_WHAT IS REQUIRED_. Copy all the entries below exactly, but not the pictures.

_MATERIAL FOR THIS TASK_.
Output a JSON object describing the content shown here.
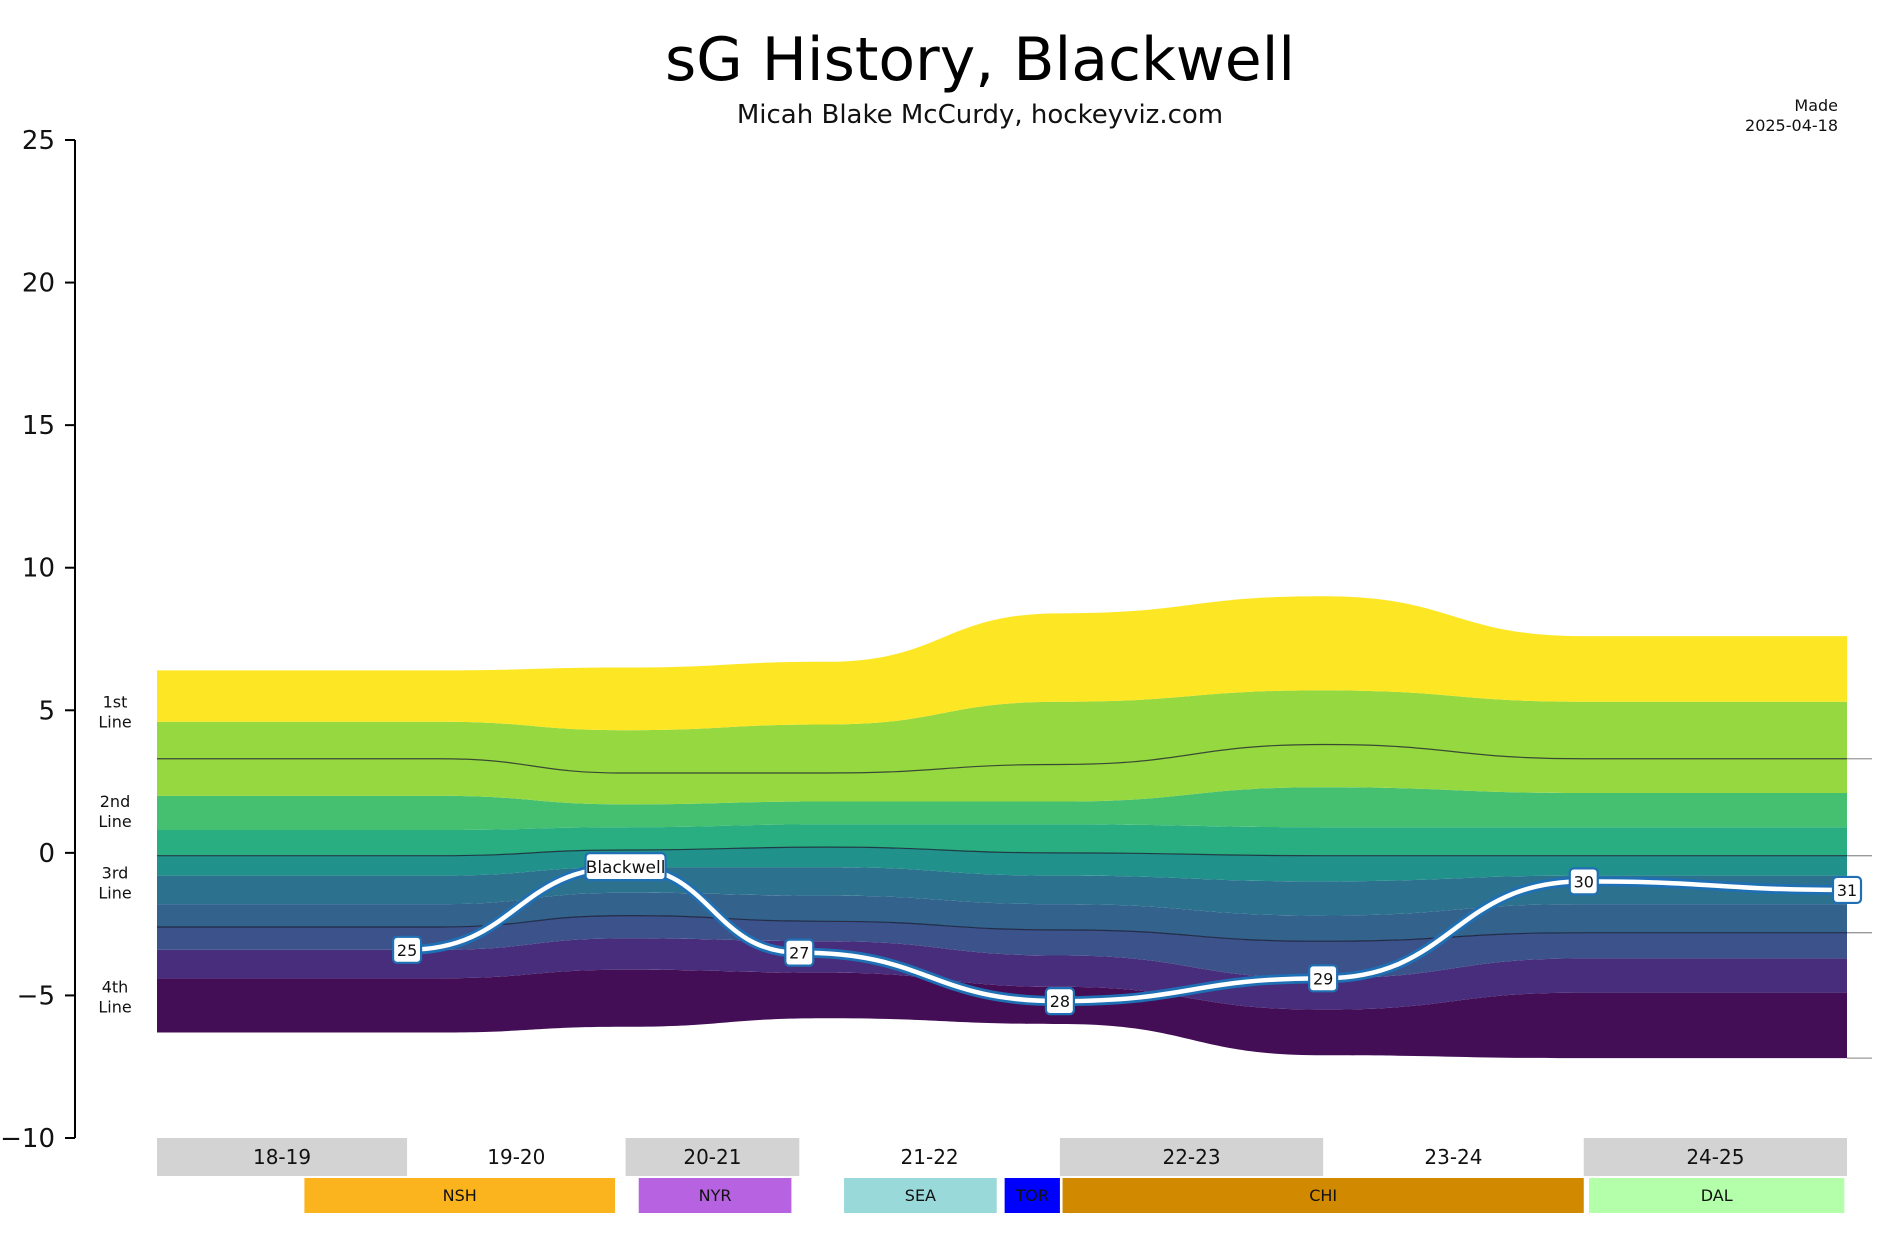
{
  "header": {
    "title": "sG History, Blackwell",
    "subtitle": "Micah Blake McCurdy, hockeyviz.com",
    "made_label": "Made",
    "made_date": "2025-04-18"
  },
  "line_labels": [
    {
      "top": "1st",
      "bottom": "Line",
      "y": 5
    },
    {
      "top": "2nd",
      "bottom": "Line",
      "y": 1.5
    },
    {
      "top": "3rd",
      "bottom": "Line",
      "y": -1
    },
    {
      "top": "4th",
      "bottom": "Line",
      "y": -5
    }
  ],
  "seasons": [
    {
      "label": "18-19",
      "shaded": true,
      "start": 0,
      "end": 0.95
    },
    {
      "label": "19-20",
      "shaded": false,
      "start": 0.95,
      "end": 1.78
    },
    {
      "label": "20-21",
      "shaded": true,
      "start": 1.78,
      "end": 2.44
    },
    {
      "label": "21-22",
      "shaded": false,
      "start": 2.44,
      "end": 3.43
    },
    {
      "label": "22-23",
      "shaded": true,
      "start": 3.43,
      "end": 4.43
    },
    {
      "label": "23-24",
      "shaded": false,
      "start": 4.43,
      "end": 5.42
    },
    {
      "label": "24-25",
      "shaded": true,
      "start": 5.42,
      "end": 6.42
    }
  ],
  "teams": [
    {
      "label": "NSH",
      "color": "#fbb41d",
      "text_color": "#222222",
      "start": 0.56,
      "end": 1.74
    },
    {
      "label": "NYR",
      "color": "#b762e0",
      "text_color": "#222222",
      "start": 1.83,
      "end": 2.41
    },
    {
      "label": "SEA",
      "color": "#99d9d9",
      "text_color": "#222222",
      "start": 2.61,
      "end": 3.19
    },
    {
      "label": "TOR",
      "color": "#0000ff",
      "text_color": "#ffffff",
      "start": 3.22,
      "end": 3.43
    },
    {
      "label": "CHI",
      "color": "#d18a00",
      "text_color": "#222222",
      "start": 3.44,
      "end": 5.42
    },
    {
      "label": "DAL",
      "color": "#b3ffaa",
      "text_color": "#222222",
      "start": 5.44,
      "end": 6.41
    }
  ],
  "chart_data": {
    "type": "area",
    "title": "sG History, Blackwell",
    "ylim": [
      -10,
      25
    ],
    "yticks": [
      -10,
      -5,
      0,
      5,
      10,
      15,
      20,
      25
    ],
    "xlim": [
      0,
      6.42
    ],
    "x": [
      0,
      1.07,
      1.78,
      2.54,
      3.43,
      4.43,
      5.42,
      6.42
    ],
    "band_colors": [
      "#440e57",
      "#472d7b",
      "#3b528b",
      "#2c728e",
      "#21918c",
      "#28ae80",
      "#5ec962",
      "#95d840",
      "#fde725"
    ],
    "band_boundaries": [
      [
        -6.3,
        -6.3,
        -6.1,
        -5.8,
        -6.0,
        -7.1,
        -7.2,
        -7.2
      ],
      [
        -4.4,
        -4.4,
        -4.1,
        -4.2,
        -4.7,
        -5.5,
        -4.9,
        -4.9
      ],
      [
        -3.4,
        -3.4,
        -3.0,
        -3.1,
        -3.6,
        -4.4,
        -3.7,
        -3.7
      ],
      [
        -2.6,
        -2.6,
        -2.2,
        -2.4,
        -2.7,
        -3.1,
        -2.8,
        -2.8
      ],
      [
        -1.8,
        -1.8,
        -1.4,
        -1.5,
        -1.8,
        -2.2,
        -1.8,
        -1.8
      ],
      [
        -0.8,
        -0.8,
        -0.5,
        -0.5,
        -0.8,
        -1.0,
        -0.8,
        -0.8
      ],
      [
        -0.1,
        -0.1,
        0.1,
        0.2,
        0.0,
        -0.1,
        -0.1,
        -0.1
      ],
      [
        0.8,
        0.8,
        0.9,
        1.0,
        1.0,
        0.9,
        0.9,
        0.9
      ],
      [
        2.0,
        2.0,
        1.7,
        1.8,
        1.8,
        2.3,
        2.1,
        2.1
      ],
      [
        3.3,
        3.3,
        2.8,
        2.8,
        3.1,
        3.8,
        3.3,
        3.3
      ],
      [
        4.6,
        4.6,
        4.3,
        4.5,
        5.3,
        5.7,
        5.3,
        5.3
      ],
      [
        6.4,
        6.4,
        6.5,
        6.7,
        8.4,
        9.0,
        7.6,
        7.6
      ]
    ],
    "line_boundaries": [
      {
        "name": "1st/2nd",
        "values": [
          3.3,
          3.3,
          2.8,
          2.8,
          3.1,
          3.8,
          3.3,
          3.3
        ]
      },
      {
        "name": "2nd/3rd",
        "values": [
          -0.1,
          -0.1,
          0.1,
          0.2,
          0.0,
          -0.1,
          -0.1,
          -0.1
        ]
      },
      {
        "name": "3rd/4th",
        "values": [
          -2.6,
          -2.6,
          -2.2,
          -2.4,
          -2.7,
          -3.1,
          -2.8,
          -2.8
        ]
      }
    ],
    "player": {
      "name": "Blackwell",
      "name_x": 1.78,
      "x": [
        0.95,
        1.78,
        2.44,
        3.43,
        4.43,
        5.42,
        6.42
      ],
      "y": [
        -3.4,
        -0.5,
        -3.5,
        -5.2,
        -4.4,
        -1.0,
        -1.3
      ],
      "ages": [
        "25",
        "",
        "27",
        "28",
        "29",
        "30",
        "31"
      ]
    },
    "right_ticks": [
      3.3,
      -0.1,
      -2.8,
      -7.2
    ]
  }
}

_TASK SOLUTION_.
Output a JSON object describing the content shown here.
{
  "header": {
    "title": "sG History, Blackwell",
    "subtitle": "Micah Blake McCurdy, hockeyviz.com",
    "made_label": "Made",
    "made_date": "2025-04-18"
  },
  "line_labels": [
    {
      "top": "1st",
      "bottom": "Line",
      "y": 5
    },
    {
      "top": "2nd",
      "bottom": "Line",
      "y": 1.5
    },
    {
      "top": "3rd",
      "bottom": "Line",
      "y": -1
    },
    {
      "top": "4th",
      "bottom": "Line",
      "y": -5
    }
  ],
  "seasons": [
    {
      "label": "18-19",
      "shaded": true,
      "start": 0,
      "end": 0.95
    },
    {
      "label": "19-20",
      "shaded": false,
      "start": 0.95,
      "end": 1.78
    },
    {
      "label": "20-21",
      "shaded": true,
      "start": 1.78,
      "end": 2.44
    },
    {
      "label": "21-22",
      "shaded": false,
      "start": 2.44,
      "end": 3.43
    },
    {
      "label": "22-23",
      "shaded": true,
      "start": 3.43,
      "end": 4.43
    },
    {
      "label": "23-24",
      "shaded": false,
      "start": 4.43,
      "end": 5.42
    },
    {
      "label": "24-25",
      "shaded": true,
      "start": 5.42,
      "end": 6.42
    }
  ],
  "teams": [
    {
      "label": "NSH",
      "color": "#fbb41d",
      "text_color": "#222222",
      "start": 0.56,
      "end": 1.74
    },
    {
      "label": "NYR",
      "color": "#b762e0",
      "text_color": "#222222",
      "start": 1.83,
      "end": 2.41
    },
    {
      "label": "SEA",
      "color": "#99d9d9",
      "text_color": "#222222",
      "start": 2.61,
      "end": 3.19
    },
    {
      "label": "TOR",
      "color": "#0000ff",
      "text_color": "#ffffff",
      "start": 3.22,
      "end": 3.43
    },
    {
      "label": "CHI",
      "color": "#d18a00",
      "text_color": "#222222",
      "start": 3.44,
      "end": 5.42
    },
    {
      "label": "DAL",
      "color": "#b3ffaa",
      "text_color": "#222222",
      "start": 5.44,
      "end": 6.41
    }
  ],
  "chart_data": {
    "type": "area",
    "title": "sG History, Blackwell",
    "ylim": [
      -10,
      25
    ],
    "yticks": [
      -10,
      -5,
      0,
      5,
      10,
      15,
      20,
      25
    ],
    "xlim": [
      0,
      6.42
    ],
    "x": [
      0,
      1.07,
      1.78,
      2.54,
      3.43,
      4.43,
      5.42,
      6.42
    ],
    "band_colors": [
      "#440e57",
      "#472d7b",
      "#3b528b",
      "#2c728e",
      "#21918c",
      "#28ae80",
      "#5ec962",
      "#95d840",
      "#fde725"
    ],
    "band_boundaries": [
      [
        -6.3,
        -6.3,
        -6.1,
        -5.8,
        -6.0,
        -7.1,
        -7.2,
        -7.2
      ],
      [
        -4.4,
        -4.4,
        -4.1,
        -4.2,
        -4.7,
        -5.5,
        -4.9,
        -4.9
      ],
      [
        -3.4,
        -3.4,
        -3.0,
        -3.1,
        -3.6,
        -4.4,
        -3.7,
        -3.7
      ],
      [
        -2.6,
        -2.6,
        -2.2,
        -2.4,
        -2.7,
        -3.1,
        -2.8,
        -2.8
      ],
      [
        -1.8,
        -1.8,
        -1.4,
        -1.5,
        -1.8,
        -2.2,
        -1.8,
        -1.8
      ],
      [
        -0.8,
        -0.8,
        -0.5,
        -0.5,
        -0.8,
        -1.0,
        -0.8,
        -0.8
      ],
      [
        -0.1,
        -0.1,
        0.1,
        0.2,
        0.0,
        -0.1,
        -0.1,
        -0.1
      ],
      [
        0.8,
        0.8,
        0.9,
        1.0,
        1.0,
        0.9,
        0.9,
        0.9
      ],
      [
        2.0,
        2.0,
        1.7,
        1.8,
        1.8,
        2.3,
        2.1,
        2.1
      ],
      [
        3.3,
        3.3,
        2.8,
        2.8,
        3.1,
        3.8,
        3.3,
        3.3
      ],
      [
        4.6,
        4.6,
        4.3,
        4.5,
        5.3,
        5.7,
        5.3,
        5.3
      ],
      [
        6.4,
        6.4,
        6.5,
        6.7,
        8.4,
        9.0,
        7.6,
        7.6
      ]
    ],
    "line_boundaries": [
      {
        "name": "1st/2nd",
        "values": [
          3.3,
          3.3,
          2.8,
          2.8,
          3.1,
          3.8,
          3.3,
          3.3
        ]
      },
      {
        "name": "2nd/3rd",
        "values": [
          -0.1,
          -0.1,
          0.1,
          0.2,
          0.0,
          -0.1,
          -0.1,
          -0.1
        ]
      },
      {
        "name": "3rd/4th",
        "values": [
          -2.6,
          -2.6,
          -2.2,
          -2.4,
          -2.7,
          -3.1,
          -2.8,
          -2.8
        ]
      }
    ],
    "player": {
      "name": "Blackwell",
      "name_x": 1.78,
      "x": [
        0.95,
        1.78,
        2.44,
        3.43,
        4.43,
        5.42,
        6.42
      ],
      "y": [
        -3.4,
        -0.5,
        -3.5,
        -5.2,
        -4.4,
        -1.0,
        -1.3
      ],
      "ages": [
        "25",
        "",
        "27",
        "28",
        "29",
        "30",
        "31"
      ]
    },
    "right_ticks": [
      3.3,
      -0.1,
      -2.8,
      -7.2
    ]
  }
}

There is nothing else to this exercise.